Short task — From the listing below, pull out all lines with "name" in them.

==== Material

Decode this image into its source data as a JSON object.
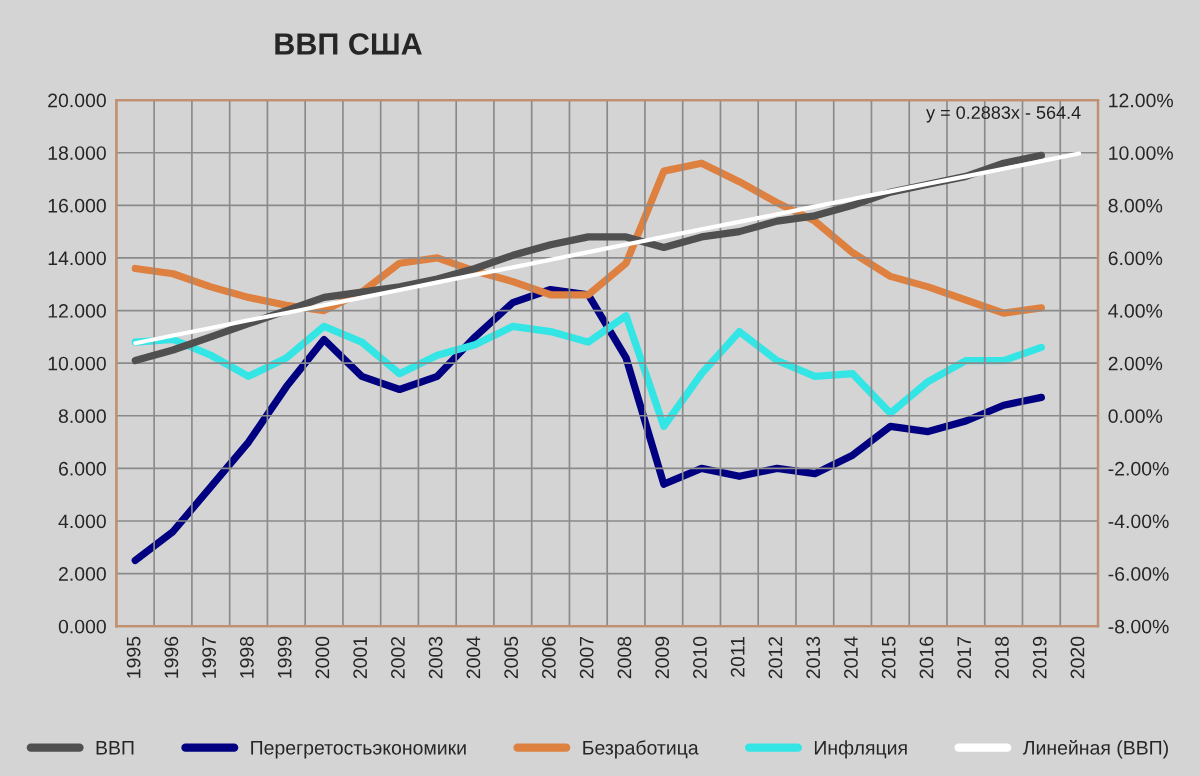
{
  "chart_data": {
    "type": "line",
    "title": "ВВП США",
    "categories": [
      "1995",
      "1996",
      "1997",
      "1998",
      "1999",
      "2000",
      "2001",
      "2002",
      "2003",
      "2004",
      "2005",
      "2006",
      "2007",
      "2008",
      "2009",
      "2010",
      "2011",
      "2012",
      "2013",
      "2014",
      "2015",
      "2016",
      "2017",
      "2018",
      "2019",
      "2020"
    ],
    "series": [
      {
        "name": "ВВП",
        "color": "#505050",
        "values": [
          10.1,
          10.5,
          11.0,
          11.5,
          12.0,
          12.5,
          12.7,
          12.9,
          13.2,
          13.6,
          14.1,
          14.5,
          14.8,
          14.8,
          14.4,
          14.8,
          15.0,
          15.4,
          15.6,
          16.0,
          16.5,
          16.8,
          17.1,
          17.6,
          17.9,
          null
        ]
      },
      {
        "name": "Перегретостьэкономики",
        "color": "#000080",
        "axis": "y2",
        "values": [
          -5.5,
          -4.4,
          -2.7,
          -1.0,
          1.1,
          2.9,
          1.5,
          1.0,
          1.5,
          3.0,
          4.3,
          4.8,
          4.6,
          2.2,
          -2.6,
          -2.0,
          -2.3,
          -2.0,
          -2.2,
          -1.5,
          -0.4,
          -0.6,
          -0.2,
          0.4,
          0.7,
          null
        ]
      },
      {
        "name": "Безработица",
        "color": "#de8040",
        "axis": "y2",
        "values": [
          5.6,
          5.4,
          4.9,
          4.5,
          4.2,
          4.0,
          4.7,
          5.8,
          6.0,
          5.5,
          5.1,
          4.6,
          4.6,
          5.8,
          9.3,
          9.6,
          8.9,
          8.1,
          7.4,
          6.2,
          5.3,
          4.9,
          4.4,
          3.9,
          4.1,
          null
        ]
      },
      {
        "name": "Инфляция",
        "color": "#33e5e5",
        "axis": "y2",
        "values": [
          2.8,
          2.9,
          2.3,
          1.5,
          2.2,
          3.4,
          2.8,
          1.6,
          2.3,
          2.7,
          3.4,
          3.2,
          2.8,
          3.8,
          -0.4,
          1.6,
          3.2,
          2.1,
          1.5,
          1.6,
          0.1,
          1.3,
          2.1,
          2.1,
          2.6,
          null
        ]
      },
      {
        "name": "Линейная (ВВП)",
        "color": "#ffffff",
        "values": [
          10.76,
          11.05,
          11.34,
          11.63,
          11.91,
          12.2,
          12.49,
          12.78,
          13.07,
          13.36,
          13.64,
          13.93,
          14.22,
          14.51,
          14.8,
          15.09,
          15.37,
          15.66,
          15.95,
          16.24,
          16.53,
          16.82,
          17.1,
          17.39,
          17.68,
          17.97
        ]
      }
    ],
    "ylim": [
      0,
      20
    ],
    "yticks": [
      {
        "value": 0,
        "label": "0.000"
      },
      {
        "value": 2,
        "label": "2.000"
      },
      {
        "value": 4,
        "label": "4.000"
      },
      {
        "value": 6,
        "label": "6.000"
      },
      {
        "value": 8,
        "label": "8.000"
      },
      {
        "value": 10,
        "label": "10.000"
      },
      {
        "value": 12,
        "label": "12.000"
      },
      {
        "value": 14,
        "label": "14.000"
      },
      {
        "value": 16,
        "label": "16.000"
      },
      {
        "value": 18,
        "label": "18.000"
      },
      {
        "value": 20,
        "label": "20.000"
      }
    ],
    "y2lim": [
      -8,
      12
    ],
    "y2ticks": [
      {
        "value": -8,
        "label": "-8.00%"
      },
      {
        "value": -6,
        "label": "-6.00%"
      },
      {
        "value": -4,
        "label": "-4.00%"
      },
      {
        "value": -2,
        "label": "-2.00%"
      },
      {
        "value": 0,
        "label": "0.00%"
      },
      {
        "value": 2,
        "label": "2.00%"
      },
      {
        "value": 4,
        "label": "4.00%"
      },
      {
        "value": 6,
        "label": "6.00%"
      },
      {
        "value": 8,
        "label": "8.00%"
      },
      {
        "value": 10,
        "label": "10.00%"
      },
      {
        "value": 12,
        "label": "12.00%"
      }
    ],
    "annotations": [
      {
        "text": "y = 0.2883x - 564.4",
        "x": "2018",
        "y": 17.39
      }
    ],
    "grid": true,
    "legend": "bottom",
    "marker": "none",
    "line_style": "solid"
  }
}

========

Expected answer —
        "name": "ВВП",
        "name": "Перегретостьэкономики",
        "name": "Безработица",
        "name": "Инфляция",
        "name": "Линейная (ВВП)",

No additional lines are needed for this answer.